(Excerpt from a dataset)
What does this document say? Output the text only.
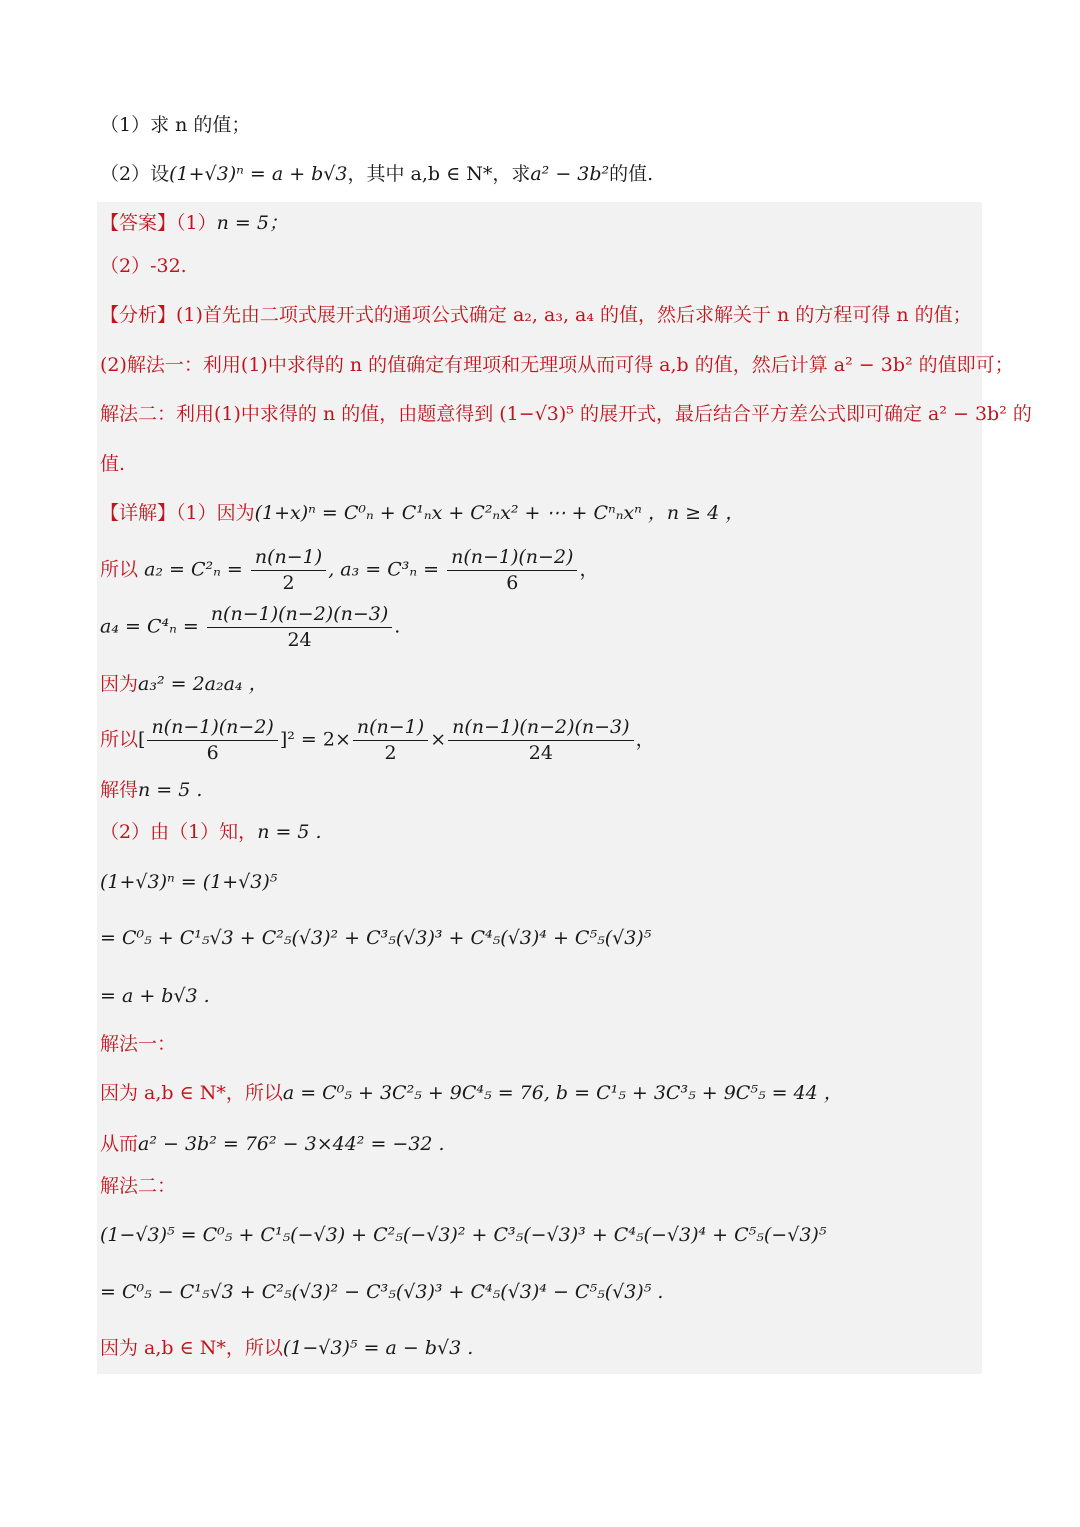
（1）求 n 的值；
（2）设(1+√3)ⁿ = a + b√3，其中 a,b ∈ N*，求a² − 3b²的值.
【答案】（1）n = 5；
（2）-32.
【分析】(1)首先由二项式展开式的通项公式确定 a₂, a₃, a₄ 的值，然后求解关于 n 的方程可得 n 的值；
(2)解法一：利用(1)中求得的 n 的值确定有理项和无理项从而可得 a,b 的值，然后计算 a² − 3b² 的值即可；
解法二：利用(1)中求得的 n 的值，由题意得到 (1−√3)⁵ 的展开式，最后结合平方差公式即可确定 a² − 3b² 的
值.
【详解】（1）因为(1+x)ⁿ = C⁰ₙ + C¹ₙx + C²ₙx² + ⋯ + Cⁿₙxⁿ ，n ≥ 4 ，
所以 $a_2 = C^2_n = \frac{n(n-1)}{2}$ , $a_3 = C^3_n = \frac{n(n-1)(n-2)}{6}$ ，
$a_4 = C^4_n = \frac{n(n-1)(n-2)(n-3)}{24}$ .
因为a₃² = 2a₂a₄ ，
所以[ $\frac{n(n-1)(n-2)}{6} ]^2 = 2\times \frac{n(n-1)}{2} \times \frac{n(n-1)(n-2)(n-3)}{24}$ ，
解得n = 5 .
（2）由（1）知，n = 5 .
(1+√3)ⁿ = (1+√3)⁵
= C⁰₅ + C¹₅√3 + C²₅(√3)² + C³₅(√3)³ + C⁴₅(√3)⁴ + C⁵₅(√3)⁵
= a + b√3 .
解法一：
因为 a,b ∈ N*，所以a = C⁰₅ + 3C²₅ + 9C⁴₅ = 76, b = C¹₅ + 3C³₅ + 9C⁵₅ = 44 ，
从而a² − 3b² = 76² − 3×44² = −32 .
解法二：
(1−√3)⁵ = C⁰₅ + C¹₅(−√3) + C²₅(−√3)² + C³₅(−√3)³ + C⁴₅(−√3)⁴ + C⁵₅(−√3)⁵
= C⁰₅ − C¹₅√3 + C²₅(√3)² − C³₅(√3)³ + C⁴₅(√3)⁴ − C⁵₅(√3)⁵ .
因为 a,b ∈ N*，所以(1−√3)⁵ = a − b√3 .
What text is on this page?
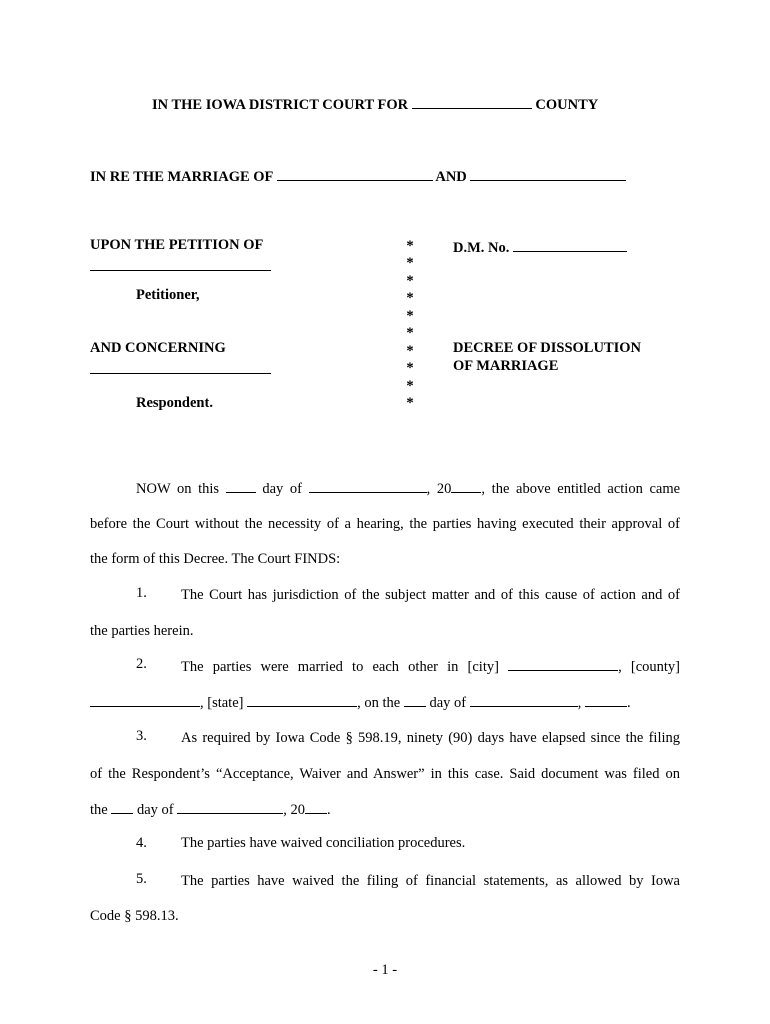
IN THE IOWA DISTRICT COURT FOR	COUNTY
IN RE THE MARRIAGE OF	AND
UPON THE PETITION OF
Petitioner,
AND CONCERNING
Respondent.
*
*
*
*
*
*
*
*
*
*
D.M. No.
DECREE OF DISSOLUTION
OF MARRIAGE
NOW on this	day of	, 20 , the above entitled action came
before the Court without the necessity of a hearing, the parties having executed their approval of
the form of this Decree. The Court FINDS:
1. The Court has jurisdiction of the subject matter and of this cause of action and of
the parties herein.
2. The parties were married to each other in [city]	, [county]
, [state]	, on the day of	,	.
3. As required by Iowa Code § 598.19, ninety (90) days have elapsed since the filing
of the Respondent’s “Acceptance, Waiver and Answer” in this case. Said document was filed on
the day of	, 20 .
4. The parties have waived conciliation procedures.
5. The parties have waived the filing of financial statements, as allowed by Iowa
Code § 598.13.
- 1 -
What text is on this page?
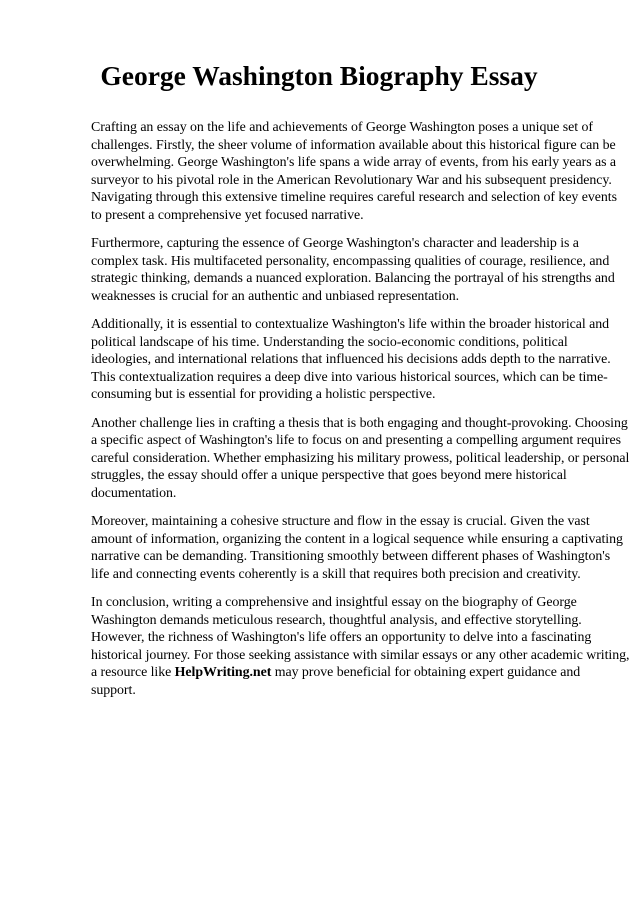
George Washington Biography Essay

Crafting an essay on the life and achievements of George Washington poses a unique set of
challenges. Firstly, the sheer volume of information available about this historical figure can be
overwhelming. George Washington's life spans a wide array of events, from his early years as a
surveyor to his pivotal role in the American Revolutionary War and his subsequent presidency.
Navigating through this extensive timeline requires careful research and selection of key events
to present a comprehensive yet focused narrative.

Furthermore, capturing the essence of George Washington's character and leadership is a
complex task. His multifaceted personality, encompassing qualities of courage, resilience, and
strategic thinking, demands a nuanced exploration. Balancing the portrayal of his strengths and
weaknesses is crucial for an authentic and unbiased representation.

Additionally, it is essential to contextualize Washington's life within the broader historical and
political landscape of his time. Understanding the socio-economic conditions, political
ideologies, and international relations that influenced his decisions adds depth to the narrative.
This contextualization requires a deep dive into various historical sources, which can be time-
consuming but is essential for providing a holistic perspective.

Another challenge lies in crafting a thesis that is both engaging and thought-provoking. Choosing
a specific aspect of Washington's life to focus on and presenting a compelling argument requires
careful consideration. Whether emphasizing his military prowess, political leadership, or personal
struggles, the essay should offer a unique perspective that goes beyond mere historical
documentation.

Moreover, maintaining a cohesive structure and flow in the essay is crucial. Given the vast
amount of information, organizing the content in a logical sequence while ensuring a captivating
narrative can be demanding. Transitioning smoothly between different phases of Washington's
life and connecting events coherently is a skill that requires both precision and creativity.

In conclusion, writing a comprehensive and insightful essay on the biography of George
Washington demands meticulous research, thoughtful analysis, and effective storytelling.
However, the richness of Washington's life offers an opportunity to delve into a fascinating
historical journey. For those seeking assistance with similar essays or any other academic writing,
a resource like HelpWriting.net may prove beneficial for obtaining expert guidance and
support.
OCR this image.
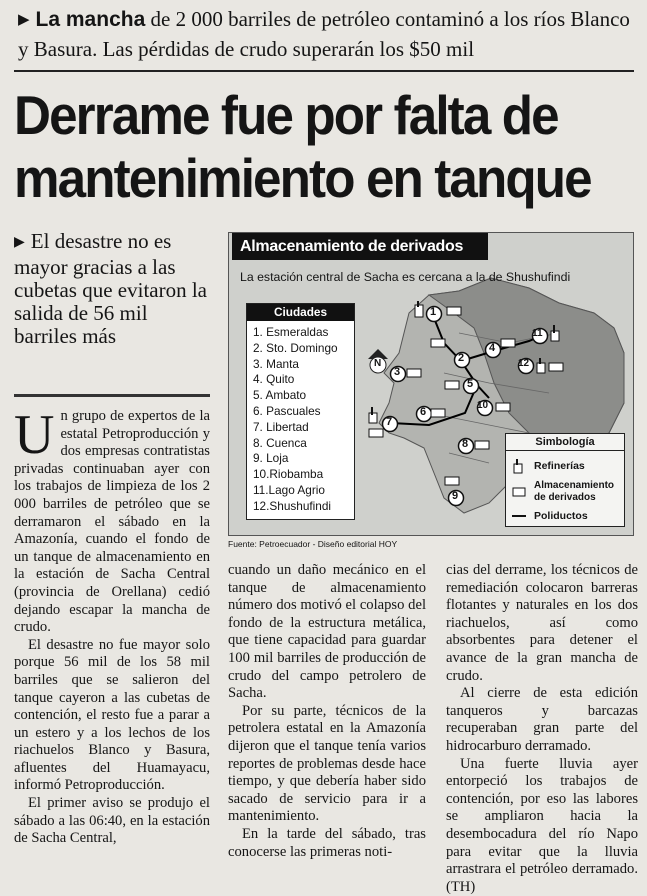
▶ La mancha de 2 000 barriles de petróleo contaminó a los ríos Blanco y Basura. Las pérdidas de crudo superarán los $50 mil
Derrame fue por falta de
mantenimiento en tanque
▶ El desastre no es mayor gracias a las cubetas que evitaron la salida de 56 mil barriles más
N
1
2
3
4
5
6
7
8
9
10
11
12
Almacenamiento de derivados
La estación central de Sacha es cercana a la de Shushufindi
Ciudades
1. Esmeraldas
2. Sto. Domingo
3. Manta
4. Quito
5. Ambato
6. Pascuales
7. Libertad
8. Cuenca
9. Loja
10.Riobamba
11.Lago Agrio
12.Shushufindi
Simbología
Refinerías
Almacenamiento de derivados
Poliductos
Fuente: Petroecuador - Diseño editorial HOY

Un grupo de expertos de la estatal Petroproducción y dos empresas contratistas privadas continuaban ayer con los trabajos de limpieza de los 2 000 barriles de petróleo que se derramaron el sábado en la Amazonía, cuando el fondo de un tanque de almacenamiento en la estación de Sacha Central (provincia de Orellana) cedió dejando escapar la mancha de crudo.

El desastre no fue mayor solo porque 56 mil de los 58 mil barriles que se salieron del tanque cayeron a las cubetas de contención, el resto fue a parar a un estero y a los lechos de los riachuelos Blanco y Basura, afluentes del Huamayacu, informó Petroproducción.

El primer aviso se produjo el sábado a las 06:40, en la estación de Sacha Central,

cuando un daño mecánico en el tanque de almacenamiento número dos motivó el colapso del fondo de la estructura metálica, que tiene capacidad para guardar 100 mil barriles de producción de crudo del campo petrolero de Sacha.

Por su parte, técnicos de la petrolera estatal en la Amazonía dijeron que el tanque tenía varios reportes de problemas desde hace tiempo, y que debería haber sido sacado de servicio para ir a mantenimiento.

En la tarde del sábado, tras conocerse las primeras noti-

cias del derrame, los técnicos de remediación colocaron barreras flotantes y naturales en los dos riachuelos, así como absorbentes para detener el avance de la gran mancha de crudo.

Al cierre de esta edición tanqueros y barcazas recuperaban gran parte del hidrocarburo derramado.

Una fuerte lluvia ayer entorpeció los trabajos de contención, por eso las labores se ampliaron hacia la desembocadura del río Napo para evitar que la lluvia arrastrara el petróleo derramado. (TH)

> _Requirements_
Pictures are to be left out; repeat all the remaining data exactly.

> _Reply to the task_
What does this document say? Output the text only.
（1）求 n 的值；
（2）设(1+√3)ⁿ = a + b√3，其中 a,b ∈ N*，求a² − 3b²的值.
【答案】（1）n = 5；
（2）-32.
【分析】(1)首先由二项式展开式的通项公式确定 a₂, a₃, a₄ 的值，然后求解关于 n 的方程可得 n 的值；
(2)解法一：利用(1)中求得的 n 的值确定有理项和无理项从而可得 a,b 的值，然后计算 a² − 3b² 的值即可；
解法二：利用(1)中求得的 n 的值，由题意得到 (1−√3)⁵ 的展开式，最后结合平方差公式即可确定 a² − 3b² 的
值.
【详解】（1）因为(1+x)ⁿ = C⁰ₙ + C¹ₙx + C²ₙx² + ⋯ + Cⁿₙxⁿ ，n ≥ 4 ，
所以 $a_2 = C^2_n = \frac{n(n-1)}{2}$ , $a_3 = C^3_n = \frac{n(n-1)(n-2)}{6}$ ，
$a_4 = C^4_n = \frac{n(n-1)(n-2)(n-3)}{24}$ .
因为a₃² = 2a₂a₄ ，
所以[ $\frac{n(n-1)(n-2)}{6} ]^2 = 2\times \frac{n(n-1)}{2} \times \frac{n(n-1)(n-2)(n-3)}{24}$ ，
解得n = 5 .
（2）由（1）知，n = 5 .
(1+√3)ⁿ = (1+√3)⁵
= C⁰₅ + C¹₅√3 + C²₅(√3)² + C³₅(√3)³ + C⁴₅(√3)⁴ + C⁵₅(√3)⁵
= a + b√3 .
解法一：
因为 a,b ∈ N*，所以a = C⁰₅ + 3C²₅ + 9C⁴₅ = 76, b = C¹₅ + 3C³₅ + 9C⁵₅ = 44 ，
从而a² − 3b² = 76² − 3×44² = −32 .
解法二：
(1−√3)⁵ = C⁰₅ + C¹₅(−√3) + C²₅(−√3)² + C³₅(−√3)³ + C⁴₅(−√3)⁴ + C⁵₅(−√3)⁵
= C⁰₅ − C¹₅√3 + C²₅(√3)² − C³₅(√3)³ + C⁴₅(√3)⁴ − C⁵₅(√3)⁵ .
因为 a,b ∈ N*，所以(1−√3)⁵ = a − b√3 .
What text is on this page?
IN THE IOWA DISTRICT COURT FOR	COUNTY
IN RE THE MARRIAGE OF	AND
UPON THE PETITION OF
Petitioner,
AND CONCERNING
Respondent.
*
*
*
*
*
*
*
*
*
*
D.M. No.
DECREE OF DISSOLUTION
OF MARRIAGE
NOW on this	day of	, 20 , the above entitled action came
before the Court without the necessity of a hearing, the parties having executed their approval of
the form of this Decree. The Court FINDS:
1. The Court has jurisdiction of the subject matter and of this cause of action and of
the parties herein.
2. The parties were married to each other in [city]	, [county]
, [state]	, on the day of	,	.
3. As required by Iowa Code § 598.19, ninety (90) days have elapsed since the filing
of the Respondent’s “Acceptance, Waiver and Answer” in this case. Said document was filed on
the day of	, 20 .
4. The parties have waived conciliation procedures.
5. The parties have waived the filing of financial statements, as allowed by Iowa
Code § 598.13.
- 1 -
What text is on this page?
George Washington Biography Essay

Crafting an essay on the life and achievements of George Washington poses a unique set of
challenges. Firstly, the sheer volume of information available about this historical figure can be
overwhelming. George Washington's life spans a wide array of events, from his early years as a
surveyor to his pivotal role in the American Revolutionary War and his subsequent presidency.
Navigating through this extensive timeline requires careful research and selection of key events
to present a comprehensive yet focused narrative.

Furthermore, capturing the essence of George Washington's character and leadership is a
complex task. His multifaceted personality, encompassing qualities of courage, resilience, and
strategic thinking, demands a nuanced exploration. Balancing the portrayal of his strengths and
weaknesses is crucial for an authentic and unbiased representation.

Additionally, it is essential to contextualize Washington's life within the broader historical and
political landscape of his time. Understanding the socio-economic conditions, political
ideologies, and international relations that influenced his decisions adds depth to the narrative.
This contextualization requires a deep dive into various historical sources, which can be time-
consuming but is essential for providing a holistic perspective.

Another challenge lies in crafting a thesis that is both engaging and thought-provoking. Choosing
a specific aspect of Washington's life to focus on and presenting a compelling argument requires
careful consideration. Whether emphasizing his military prowess, political leadership, or personal
struggles, the essay should offer a unique perspective that goes beyond mere historical
documentation.

Moreover, maintaining a cohesive structure and flow in the essay is crucial. Given the vast
amount of information, organizing the content in a logical sequence while ensuring a captivating
narrative can be demanding. Transitioning smoothly between different phases of Washington's
life and connecting events coherently is a skill that requires both precision and creativity.

In conclusion, writing a comprehensive and insightful essay on the biography of George
Washington demands meticulous research, thoughtful analysis, and effective storytelling.
However, the richness of Washington's life offers an opportunity to delve into a fascinating
historical journey. For those seeking assistance with similar essays or any other academic writing,
a resource like HelpWriting.net may prove beneficial for obtaining expert guidance and
support.
OCR this image.
▶ La mancha de 2 000 barriles de petróleo contaminó a los ríos Blanco y Basura. Las pérdidas de crudo superarán los $50 mil
Derrame fue por falta de
mantenimiento en tanque
▶ El desastre no es mayor gracias a las cubetas que evitaron la salida de 56 mil barriles más
N
1
2
3
4
5
6
7
8
9
10
11
12
Almacenamiento de derivados
La estación central de Sacha es cercana a la de Shushufindi
Ciudades
1. Esmeraldas
2. Sto. Domingo
3. Manta
4. Quito
5. Ambato
6. Pascuales
7. Libertad
8. Cuenca
9. Loja
10.Riobamba
11.Lago Agrio
12.Shushufindi
Simbología
Refinerías
Almacenamiento de derivados
Poliductos
Fuente: Petroecuador - Diseño editorial HOY

Un grupo de expertos de la estatal Petroproducción y dos empresas contratistas privadas continuaban ayer con los trabajos de limpieza de los 2 000 barriles de petróleo que se derramaron el sábado en la Amazonía, cuando el fondo de un tanque de almacenamiento en la estación de Sacha Central (provincia de Orellana) cedió dejando escapar la mancha de crudo.

El desastre no fue mayor solo porque 56 mil de los 58 mil barriles que se salieron del tanque cayeron a las cubetas de contención, el resto fue a parar a un estero y a los lechos de los riachuelos Blanco y Basura, afluentes del Huamayacu, informó Petroproducción.

El primer aviso se produjo el sábado a las 06:40, en la estación de Sacha Central,

cuando un daño mecánico en el tanque de almacenamiento número dos motivó el colapso del fondo de la estructura metálica, que tiene capacidad para guardar 100 mil barriles de producción de crudo del campo petrolero de Sacha.

Por su parte, técnicos de la petrolera estatal en la Amazonía dijeron que el tanque tenía varios reportes de problemas desde hace tiempo, y que debería haber sido sacado de servicio para ir a mantenimiento.

En la tarde del sábado, tras conocerse las primeras noti-

cias del derrame, los técnicos de remediación colocaron barreras flotantes y naturales en los dos riachuelos, así como absorbentes para detener el avance de la gran mancha de crudo.

Al cierre de esta edición tanqueros y barcazas recuperaban gran parte del hidrocarburo derramado.

Una fuerte lluvia ayer entorpeció los trabajos de contención, por eso las labores se ampliaron hacia la desembocadura del río Napo para evitar que la lluvia arrastrara el petróleo derramado. (TH)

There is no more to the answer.